▶ EXERCISE
Reproduce the entries exactly.
──────
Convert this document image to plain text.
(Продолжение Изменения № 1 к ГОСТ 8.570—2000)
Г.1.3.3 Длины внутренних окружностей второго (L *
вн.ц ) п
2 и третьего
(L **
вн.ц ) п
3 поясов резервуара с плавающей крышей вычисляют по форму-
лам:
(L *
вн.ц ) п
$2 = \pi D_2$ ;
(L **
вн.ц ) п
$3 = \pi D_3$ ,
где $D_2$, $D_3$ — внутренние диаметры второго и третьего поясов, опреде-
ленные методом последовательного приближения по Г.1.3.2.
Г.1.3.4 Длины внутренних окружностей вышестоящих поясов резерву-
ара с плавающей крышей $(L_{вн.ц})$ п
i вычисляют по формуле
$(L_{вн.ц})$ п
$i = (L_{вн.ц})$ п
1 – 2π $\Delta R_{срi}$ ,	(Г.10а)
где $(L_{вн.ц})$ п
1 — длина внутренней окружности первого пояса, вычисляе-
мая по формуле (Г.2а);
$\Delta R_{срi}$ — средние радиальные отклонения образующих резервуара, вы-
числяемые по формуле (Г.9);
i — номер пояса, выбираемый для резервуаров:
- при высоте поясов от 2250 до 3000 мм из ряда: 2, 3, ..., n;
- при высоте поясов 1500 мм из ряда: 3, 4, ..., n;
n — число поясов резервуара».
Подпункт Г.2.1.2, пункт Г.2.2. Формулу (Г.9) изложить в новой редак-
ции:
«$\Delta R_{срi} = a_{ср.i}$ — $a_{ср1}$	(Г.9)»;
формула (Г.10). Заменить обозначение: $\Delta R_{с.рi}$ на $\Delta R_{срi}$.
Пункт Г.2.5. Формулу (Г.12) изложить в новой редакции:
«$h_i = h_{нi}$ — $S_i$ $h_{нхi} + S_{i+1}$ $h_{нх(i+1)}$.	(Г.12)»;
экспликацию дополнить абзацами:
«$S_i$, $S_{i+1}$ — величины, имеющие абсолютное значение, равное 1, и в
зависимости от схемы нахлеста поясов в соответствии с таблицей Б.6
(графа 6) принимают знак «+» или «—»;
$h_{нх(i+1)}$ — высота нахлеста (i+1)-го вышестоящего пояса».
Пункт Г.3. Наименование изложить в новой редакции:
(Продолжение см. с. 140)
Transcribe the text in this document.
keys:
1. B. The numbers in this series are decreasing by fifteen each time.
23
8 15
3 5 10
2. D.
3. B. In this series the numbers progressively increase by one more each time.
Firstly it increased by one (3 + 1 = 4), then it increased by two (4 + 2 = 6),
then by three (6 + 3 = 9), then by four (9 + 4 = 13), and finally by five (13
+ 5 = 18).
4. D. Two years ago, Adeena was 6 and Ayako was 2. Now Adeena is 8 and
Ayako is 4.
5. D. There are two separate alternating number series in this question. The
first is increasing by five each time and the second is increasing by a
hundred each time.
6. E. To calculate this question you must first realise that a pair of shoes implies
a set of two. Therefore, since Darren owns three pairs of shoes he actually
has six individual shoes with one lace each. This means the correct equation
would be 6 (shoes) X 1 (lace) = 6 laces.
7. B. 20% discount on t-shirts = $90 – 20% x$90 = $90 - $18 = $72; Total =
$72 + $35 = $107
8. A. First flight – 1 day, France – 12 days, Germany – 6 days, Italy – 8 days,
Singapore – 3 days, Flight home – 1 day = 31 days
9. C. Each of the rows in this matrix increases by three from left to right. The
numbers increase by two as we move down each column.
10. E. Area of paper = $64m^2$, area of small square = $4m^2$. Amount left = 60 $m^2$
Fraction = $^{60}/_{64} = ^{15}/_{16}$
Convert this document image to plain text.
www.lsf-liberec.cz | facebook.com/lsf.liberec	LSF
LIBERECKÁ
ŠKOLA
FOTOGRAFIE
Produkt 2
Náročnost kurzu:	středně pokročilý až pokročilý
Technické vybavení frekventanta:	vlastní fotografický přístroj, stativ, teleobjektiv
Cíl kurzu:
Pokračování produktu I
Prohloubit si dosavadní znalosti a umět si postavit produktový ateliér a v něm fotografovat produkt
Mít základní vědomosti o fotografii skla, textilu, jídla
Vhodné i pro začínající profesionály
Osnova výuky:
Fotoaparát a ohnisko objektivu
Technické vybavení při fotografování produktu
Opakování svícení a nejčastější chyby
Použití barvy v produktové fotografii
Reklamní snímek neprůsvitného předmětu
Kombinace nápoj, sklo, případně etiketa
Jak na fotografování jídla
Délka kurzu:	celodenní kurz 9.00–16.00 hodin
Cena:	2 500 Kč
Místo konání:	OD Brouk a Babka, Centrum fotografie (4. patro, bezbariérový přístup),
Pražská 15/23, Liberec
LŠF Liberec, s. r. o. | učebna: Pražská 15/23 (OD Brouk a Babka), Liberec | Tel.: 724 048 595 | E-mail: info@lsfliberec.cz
──────
▶ FINISHED ANSWER
Convert this document image to plain text.
(Продолжение Изменения № 1 к ГОСТ 8.570—2000)
Г.1.3.3 Длины внутренних окружностей второго (L *
вн.ц ) п
2 и третьего
(L **
вн.ц ) п
3 поясов резервуара с плавающей крышей вычисляют по форму-
лам:
(L *
вн.ц ) п
$2 = \pi D_2$ ;
(L **
вн.ц ) п
$3 = \pi D_3$ ,
где $D_2$, $D_3$ — внутренние диаметры второго и третьего поясов, опреде-
ленные методом последовательного приближения по Г.1.3.2.
Г.1.3.4 Длины внутренних окружностей вышестоящих поясов резерву-
ара с плавающей крышей $(L_{вн.ц})$ п
i вычисляют по формуле
$(L_{вн.ц})$ п
$i = (L_{вн.ц})$ п
1 – 2π $\Delta R_{срi}$ ,	(Г.10а)
где $(L_{вн.ц})$ п
1 — длина внутренней окружности первого пояса, вычисляе-
мая по формуле (Г.2а);
$\Delta R_{срi}$ — средние радиальные отклонения образующих резервуара, вы-
числяемые по формуле (Г.9);
i — номер пояса, выбираемый для резервуаров:
- при высоте поясов от 2250 до 3000 мм из ряда: 2, 3, ..., n;
- при высоте поясов 1500 мм из ряда: 3, 4, ..., n;
n — число поясов резервуара».
Подпункт Г.2.1.2, пункт Г.2.2. Формулу (Г.9) изложить в новой редак-
ции:
«$\Delta R_{срi} = a_{ср.i}$ — $a_{ср1}$	(Г.9)»;
формула (Г.10). Заменить обозначение: $\Delta R_{с.рi}$ на $\Delta R_{срi}$.
Пункт Г.2.5. Формулу (Г.12) изложить в новой редакции:
«$h_i = h_{нi}$ — $S_i$ $h_{нхi} + S_{i+1}$ $h_{нх(i+1)}$.	(Г.12)»;
экспликацию дополнить абзацами:
«$S_i$, $S_{i+1}$ — величины, имеющие абсолютное значение, равное 1, и в
зависимости от схемы нахлеста поясов в соответствии с таблицей Б.6
(графа 6) принимают знак «+» или «—»;
$h_{нх(i+1)}$ — высота нахлеста (i+1)-го вышестоящего пояса».
Пункт Г.3. Наименование изложить в новой редакции:
(Продолжение см. с. 140)
Transcribe the text in this document.
keys:
1. B. The numbers in this series are decreasing by fifteen each time.
23
8 15
3 5 10
2. D.
3. B. In this series the numbers progressively increase by one more each time.
Firstly it increased by one (3 + 1 = 4), then it increased by two (4 + 2 = 6),
then by three (6 + 3 = 9), then by four (9 + 4 = 13), and finally by five (13
+ 5 = 18).
4. D. Two years ago, Adeena was 6 and Ayako was 2. Now Adeena is 8 and
Ayako is 4.
5. D. There are two separate alternating number series in this question. The
first is increasing by five each time and the second is increasing by a
hundred each time.
6. E. To calculate this question you must first realise that a pair of shoes implies
a set of two. Therefore, since Darren owns three pairs of shoes he actually
has six individual shoes with one lace each. This means the correct equation
would be 6 (shoes) X 1 (lace) = 6 laces.
7. B. 20% discount on t-shirts = $90 – 20% x$90 = $90 - $18 = $72; Total =
$72 + $35 = $107
8. A. First flight – 1 day, France – 12 days, Germany – 6 days, Italy – 8 days,
Singapore – 3 days, Flight home – 1 day = 31 days
9. C. Each of the rows in this matrix increases by three from left to right. The
numbers increase by two as we move down each column.
10. E. Area of paper = $64m^2$, area of small square = $4m^2$. Amount left = 60 $m^2$
Fraction = $^{60}/_{64} = ^{15}/_{16}$
Convert this document image to plain text.
www.lsf-liberec.cz | facebook.com/lsf.liberec	LSF
LIBERECKÁ
ŠKOLA
FOTOGRAFIE
Produkt 2
Náročnost kurzu:	středně pokročilý až pokročilý
Technické vybavení frekventanta:	vlastní fotografický přístroj, stativ, teleobjektiv
Cíl kurzu:
Pokračování produktu I
Prohloubit si dosavadní znalosti a umět si postavit produktový ateliér a v něm fotografovat produkt
Mít základní vědomosti o fotografii skla, textilu, jídla
Vhodné i pro začínající profesionály
Osnova výuky:
Fotoaparát a ohnisko objektivu
Technické vybavení při fotografování produktu
Opakování svícení a nejčastější chyby
Použití barvy v produktové fotografii
Reklamní snímek neprůsvitného předmětu
Kombinace nápoj, sklo, případně etiketa
Jak na fotografování jídla
Délka kurzu:	celodenní kurz 9.00–16.00 hodin
Cena:	2 500 Kč
Místo konání:	OD Brouk a Babka, Centrum fotografie (4. patro, bezbariérový přístup),
Pražská 15/23, Liberec
LŠF Liberec, s. r. o. | učebna: Pražská 15/23 (OD Brouk a Babka), Liberec | Tel.: 724 048 595 | E-mail: info@lsfliberec.cz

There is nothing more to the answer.